Task directions: Lines containing "name" are to be counted. Give the number and nothing more.
--- START Data section ---
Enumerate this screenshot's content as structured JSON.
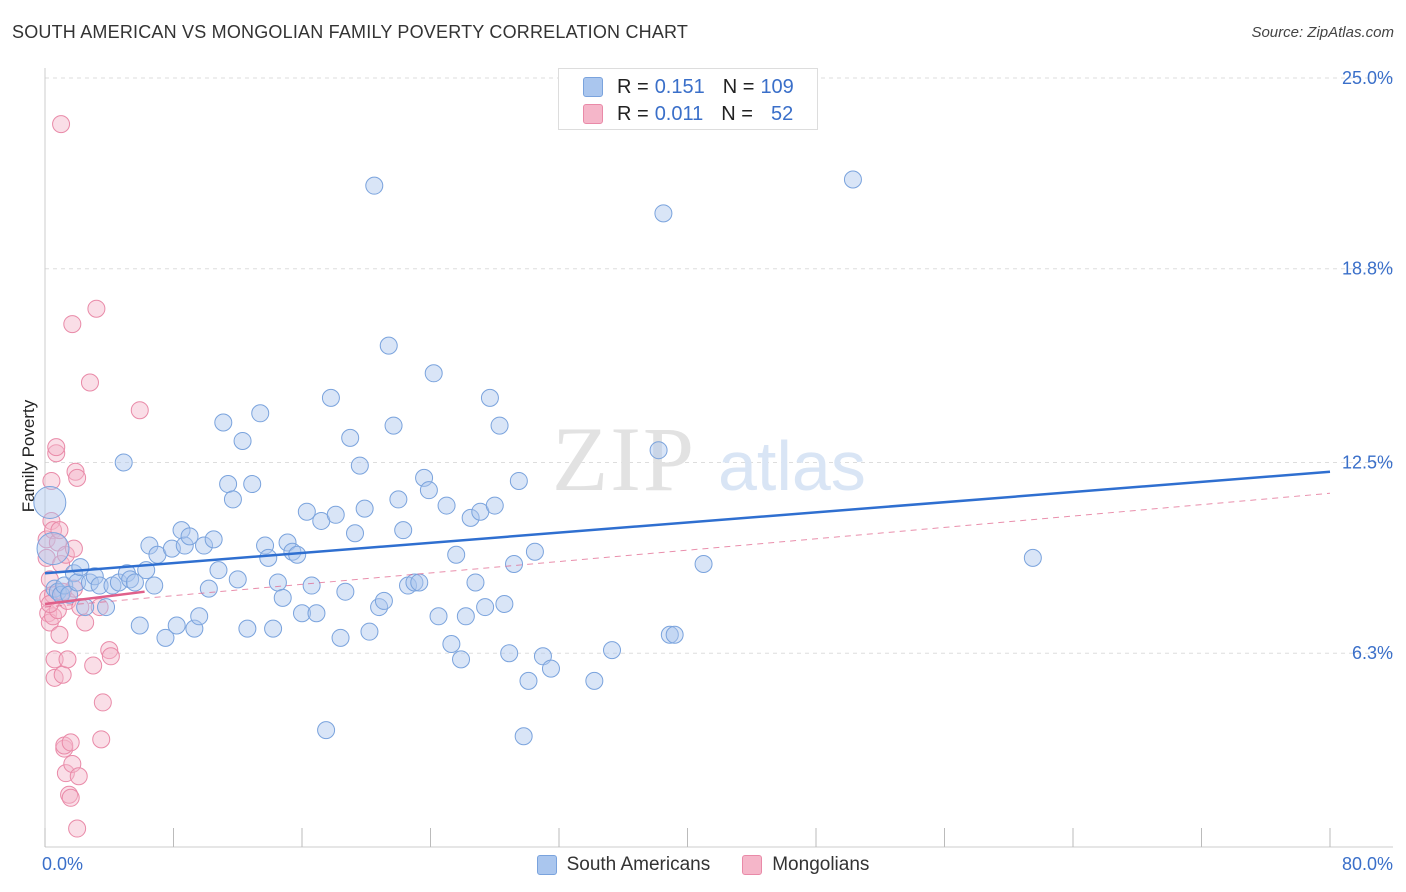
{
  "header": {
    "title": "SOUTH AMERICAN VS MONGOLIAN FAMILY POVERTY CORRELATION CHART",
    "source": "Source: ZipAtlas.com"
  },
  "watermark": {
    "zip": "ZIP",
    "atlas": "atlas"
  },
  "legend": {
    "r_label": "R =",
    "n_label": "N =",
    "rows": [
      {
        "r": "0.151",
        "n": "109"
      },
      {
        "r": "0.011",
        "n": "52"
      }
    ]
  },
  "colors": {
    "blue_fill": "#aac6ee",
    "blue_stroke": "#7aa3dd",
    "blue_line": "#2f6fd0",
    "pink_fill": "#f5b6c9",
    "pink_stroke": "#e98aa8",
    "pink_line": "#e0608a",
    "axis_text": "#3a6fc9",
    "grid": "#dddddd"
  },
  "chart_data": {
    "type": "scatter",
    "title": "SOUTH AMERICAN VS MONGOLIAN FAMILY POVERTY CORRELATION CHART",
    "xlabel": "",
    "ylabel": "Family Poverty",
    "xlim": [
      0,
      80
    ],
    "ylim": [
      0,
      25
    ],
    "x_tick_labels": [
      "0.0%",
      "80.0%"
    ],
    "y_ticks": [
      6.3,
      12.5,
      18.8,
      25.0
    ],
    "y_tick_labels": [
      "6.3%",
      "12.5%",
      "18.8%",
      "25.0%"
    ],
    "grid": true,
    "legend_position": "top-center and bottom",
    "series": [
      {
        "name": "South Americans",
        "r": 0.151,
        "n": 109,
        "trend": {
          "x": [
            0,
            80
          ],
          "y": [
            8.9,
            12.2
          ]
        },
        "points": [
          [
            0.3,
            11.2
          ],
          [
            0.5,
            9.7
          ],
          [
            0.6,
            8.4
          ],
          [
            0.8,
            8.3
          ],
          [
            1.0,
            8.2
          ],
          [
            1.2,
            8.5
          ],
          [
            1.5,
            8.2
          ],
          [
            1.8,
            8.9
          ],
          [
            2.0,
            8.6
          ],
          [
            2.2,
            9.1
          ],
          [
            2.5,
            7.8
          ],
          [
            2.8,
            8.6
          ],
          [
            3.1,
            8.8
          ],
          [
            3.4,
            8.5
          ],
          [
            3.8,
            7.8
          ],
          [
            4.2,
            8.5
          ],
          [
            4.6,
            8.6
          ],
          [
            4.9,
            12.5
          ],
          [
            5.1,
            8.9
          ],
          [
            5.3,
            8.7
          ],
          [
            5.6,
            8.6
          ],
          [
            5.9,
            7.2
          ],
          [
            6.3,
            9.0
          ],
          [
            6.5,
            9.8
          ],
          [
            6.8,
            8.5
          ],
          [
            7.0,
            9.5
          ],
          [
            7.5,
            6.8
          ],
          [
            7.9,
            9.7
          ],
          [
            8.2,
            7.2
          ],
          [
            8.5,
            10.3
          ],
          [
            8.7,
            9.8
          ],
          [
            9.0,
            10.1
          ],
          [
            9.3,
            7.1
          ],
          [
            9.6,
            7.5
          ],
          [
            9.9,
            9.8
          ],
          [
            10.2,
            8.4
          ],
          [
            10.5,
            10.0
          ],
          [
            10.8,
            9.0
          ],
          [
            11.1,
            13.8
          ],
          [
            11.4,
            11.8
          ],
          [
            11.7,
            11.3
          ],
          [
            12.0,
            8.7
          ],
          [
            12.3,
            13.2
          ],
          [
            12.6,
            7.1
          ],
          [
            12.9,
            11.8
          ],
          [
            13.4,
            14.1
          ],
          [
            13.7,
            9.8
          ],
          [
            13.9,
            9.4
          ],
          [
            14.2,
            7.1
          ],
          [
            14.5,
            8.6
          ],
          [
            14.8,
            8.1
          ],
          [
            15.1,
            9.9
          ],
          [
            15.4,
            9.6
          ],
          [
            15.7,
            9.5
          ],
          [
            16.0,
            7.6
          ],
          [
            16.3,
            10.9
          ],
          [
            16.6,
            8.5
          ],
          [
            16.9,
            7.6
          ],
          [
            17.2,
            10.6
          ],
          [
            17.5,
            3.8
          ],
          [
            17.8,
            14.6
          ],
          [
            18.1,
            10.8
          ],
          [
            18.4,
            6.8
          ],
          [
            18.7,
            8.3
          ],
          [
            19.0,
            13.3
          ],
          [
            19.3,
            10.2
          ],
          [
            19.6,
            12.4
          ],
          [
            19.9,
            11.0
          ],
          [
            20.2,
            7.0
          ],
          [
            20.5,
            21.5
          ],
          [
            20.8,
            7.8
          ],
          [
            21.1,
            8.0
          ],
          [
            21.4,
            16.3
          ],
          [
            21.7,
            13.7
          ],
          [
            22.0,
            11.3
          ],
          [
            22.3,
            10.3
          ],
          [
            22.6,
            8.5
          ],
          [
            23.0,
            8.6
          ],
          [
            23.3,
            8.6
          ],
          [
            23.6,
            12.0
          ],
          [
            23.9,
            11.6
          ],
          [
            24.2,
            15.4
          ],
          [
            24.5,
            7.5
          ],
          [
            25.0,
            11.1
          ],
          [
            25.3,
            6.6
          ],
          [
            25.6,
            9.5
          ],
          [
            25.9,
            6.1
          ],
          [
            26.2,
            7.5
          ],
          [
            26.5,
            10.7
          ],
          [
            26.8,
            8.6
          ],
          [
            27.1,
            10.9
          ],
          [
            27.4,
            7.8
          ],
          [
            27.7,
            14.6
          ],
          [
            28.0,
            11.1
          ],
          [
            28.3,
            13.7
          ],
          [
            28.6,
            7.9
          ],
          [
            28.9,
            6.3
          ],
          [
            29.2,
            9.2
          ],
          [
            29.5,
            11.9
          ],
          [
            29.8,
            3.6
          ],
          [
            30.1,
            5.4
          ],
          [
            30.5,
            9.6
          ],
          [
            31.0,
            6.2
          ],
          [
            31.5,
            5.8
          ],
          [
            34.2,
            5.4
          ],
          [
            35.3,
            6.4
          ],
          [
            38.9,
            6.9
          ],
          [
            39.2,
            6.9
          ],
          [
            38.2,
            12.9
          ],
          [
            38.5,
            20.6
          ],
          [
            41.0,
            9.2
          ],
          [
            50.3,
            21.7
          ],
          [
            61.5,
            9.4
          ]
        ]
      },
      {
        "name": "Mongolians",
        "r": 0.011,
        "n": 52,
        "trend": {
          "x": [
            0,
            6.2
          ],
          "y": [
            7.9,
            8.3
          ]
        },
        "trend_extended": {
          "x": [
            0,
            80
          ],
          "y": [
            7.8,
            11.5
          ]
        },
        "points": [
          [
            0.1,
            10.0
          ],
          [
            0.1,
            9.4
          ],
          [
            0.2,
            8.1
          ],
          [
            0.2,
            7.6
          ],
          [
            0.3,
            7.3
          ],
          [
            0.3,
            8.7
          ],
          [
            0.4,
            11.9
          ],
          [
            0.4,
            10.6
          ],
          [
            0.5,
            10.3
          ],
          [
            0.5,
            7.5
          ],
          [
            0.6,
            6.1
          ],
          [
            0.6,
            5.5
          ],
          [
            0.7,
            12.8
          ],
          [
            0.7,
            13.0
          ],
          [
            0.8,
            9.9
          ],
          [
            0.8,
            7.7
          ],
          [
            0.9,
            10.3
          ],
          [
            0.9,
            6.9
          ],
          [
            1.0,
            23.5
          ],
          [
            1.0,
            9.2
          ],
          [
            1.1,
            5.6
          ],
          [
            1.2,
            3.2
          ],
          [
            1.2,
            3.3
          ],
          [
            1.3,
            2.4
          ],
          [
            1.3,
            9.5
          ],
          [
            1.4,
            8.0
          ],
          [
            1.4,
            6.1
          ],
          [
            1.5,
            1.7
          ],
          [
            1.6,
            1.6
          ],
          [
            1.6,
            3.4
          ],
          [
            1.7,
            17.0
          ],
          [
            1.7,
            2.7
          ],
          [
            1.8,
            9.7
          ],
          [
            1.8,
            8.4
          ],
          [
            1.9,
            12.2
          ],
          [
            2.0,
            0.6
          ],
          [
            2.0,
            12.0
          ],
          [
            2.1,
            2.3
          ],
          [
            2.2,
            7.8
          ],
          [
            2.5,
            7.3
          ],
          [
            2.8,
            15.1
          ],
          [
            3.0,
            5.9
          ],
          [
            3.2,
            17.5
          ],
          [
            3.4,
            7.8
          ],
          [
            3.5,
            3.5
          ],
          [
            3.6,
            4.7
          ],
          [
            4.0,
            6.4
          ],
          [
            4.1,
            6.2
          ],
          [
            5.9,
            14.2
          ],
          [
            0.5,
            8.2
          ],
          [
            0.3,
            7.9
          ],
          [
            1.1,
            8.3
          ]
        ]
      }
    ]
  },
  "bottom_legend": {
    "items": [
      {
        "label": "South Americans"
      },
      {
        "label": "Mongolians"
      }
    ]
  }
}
--- END Data section ---
--- START Data section ---
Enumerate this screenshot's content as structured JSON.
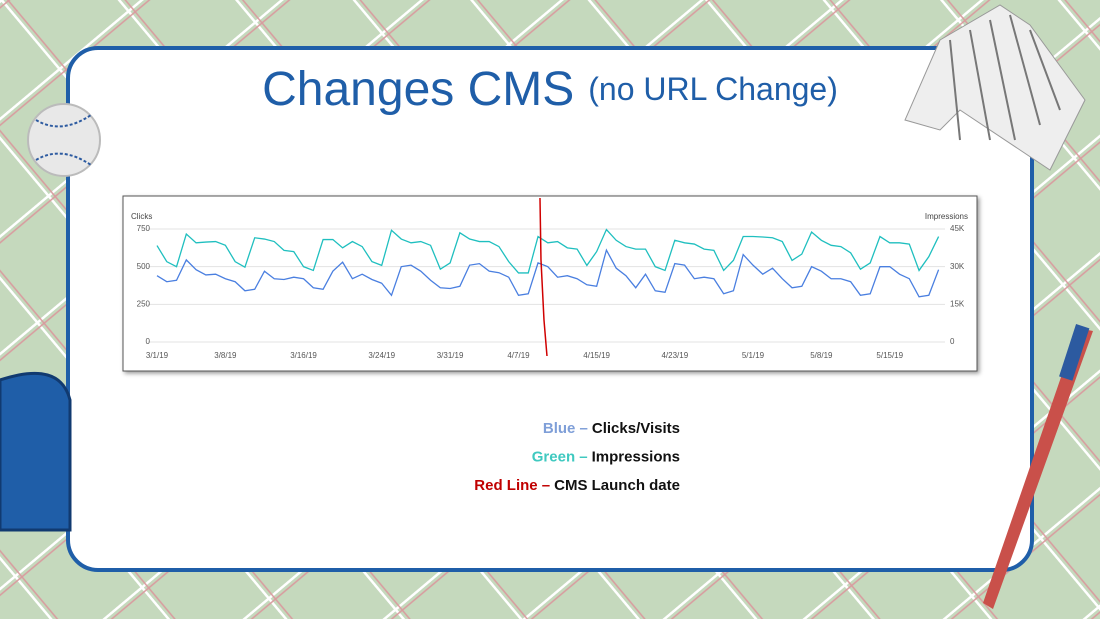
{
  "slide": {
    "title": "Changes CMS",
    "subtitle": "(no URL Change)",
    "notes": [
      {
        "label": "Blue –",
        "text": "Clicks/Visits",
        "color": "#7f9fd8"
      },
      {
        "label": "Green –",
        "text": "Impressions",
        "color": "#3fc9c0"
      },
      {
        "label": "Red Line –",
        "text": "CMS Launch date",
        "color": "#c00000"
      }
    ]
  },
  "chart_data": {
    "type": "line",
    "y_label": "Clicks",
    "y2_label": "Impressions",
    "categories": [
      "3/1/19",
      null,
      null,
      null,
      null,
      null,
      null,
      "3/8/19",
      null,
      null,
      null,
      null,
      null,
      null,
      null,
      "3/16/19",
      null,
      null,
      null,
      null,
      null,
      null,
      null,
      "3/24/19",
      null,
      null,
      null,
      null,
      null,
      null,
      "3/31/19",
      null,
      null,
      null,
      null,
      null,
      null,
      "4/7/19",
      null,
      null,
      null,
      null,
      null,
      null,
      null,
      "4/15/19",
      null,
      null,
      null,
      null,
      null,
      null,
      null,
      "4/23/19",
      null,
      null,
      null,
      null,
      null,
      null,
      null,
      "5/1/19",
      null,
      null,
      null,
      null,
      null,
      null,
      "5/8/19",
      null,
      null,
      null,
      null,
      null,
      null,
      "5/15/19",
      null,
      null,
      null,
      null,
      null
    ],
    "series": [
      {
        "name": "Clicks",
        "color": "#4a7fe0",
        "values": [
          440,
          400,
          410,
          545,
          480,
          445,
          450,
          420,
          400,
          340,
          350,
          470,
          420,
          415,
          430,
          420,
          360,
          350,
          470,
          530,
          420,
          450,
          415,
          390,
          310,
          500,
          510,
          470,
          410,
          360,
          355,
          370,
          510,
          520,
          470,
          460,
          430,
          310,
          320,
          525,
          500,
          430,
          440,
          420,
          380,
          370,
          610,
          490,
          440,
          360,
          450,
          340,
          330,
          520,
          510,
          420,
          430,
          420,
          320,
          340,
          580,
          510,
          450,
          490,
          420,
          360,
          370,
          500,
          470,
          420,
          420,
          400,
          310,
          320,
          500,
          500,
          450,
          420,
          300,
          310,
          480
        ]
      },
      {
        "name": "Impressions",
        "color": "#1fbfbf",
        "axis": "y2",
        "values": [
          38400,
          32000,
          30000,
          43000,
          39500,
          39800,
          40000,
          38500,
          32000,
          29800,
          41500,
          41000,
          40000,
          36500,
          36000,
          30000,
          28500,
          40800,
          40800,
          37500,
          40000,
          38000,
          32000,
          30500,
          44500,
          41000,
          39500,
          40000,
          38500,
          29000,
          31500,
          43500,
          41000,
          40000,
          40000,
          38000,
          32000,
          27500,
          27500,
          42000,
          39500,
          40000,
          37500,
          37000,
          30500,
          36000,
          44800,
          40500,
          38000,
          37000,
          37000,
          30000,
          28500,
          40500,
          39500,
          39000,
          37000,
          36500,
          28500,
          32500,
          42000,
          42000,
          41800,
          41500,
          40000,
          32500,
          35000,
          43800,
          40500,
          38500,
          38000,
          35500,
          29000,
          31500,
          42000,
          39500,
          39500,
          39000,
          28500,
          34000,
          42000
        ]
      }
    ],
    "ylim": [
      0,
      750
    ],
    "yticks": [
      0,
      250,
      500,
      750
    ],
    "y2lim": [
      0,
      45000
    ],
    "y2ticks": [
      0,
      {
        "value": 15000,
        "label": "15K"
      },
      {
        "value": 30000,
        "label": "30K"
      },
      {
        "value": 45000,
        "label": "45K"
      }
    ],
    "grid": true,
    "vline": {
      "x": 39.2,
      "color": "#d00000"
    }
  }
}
--- END Data section ---
Answer to the task: 4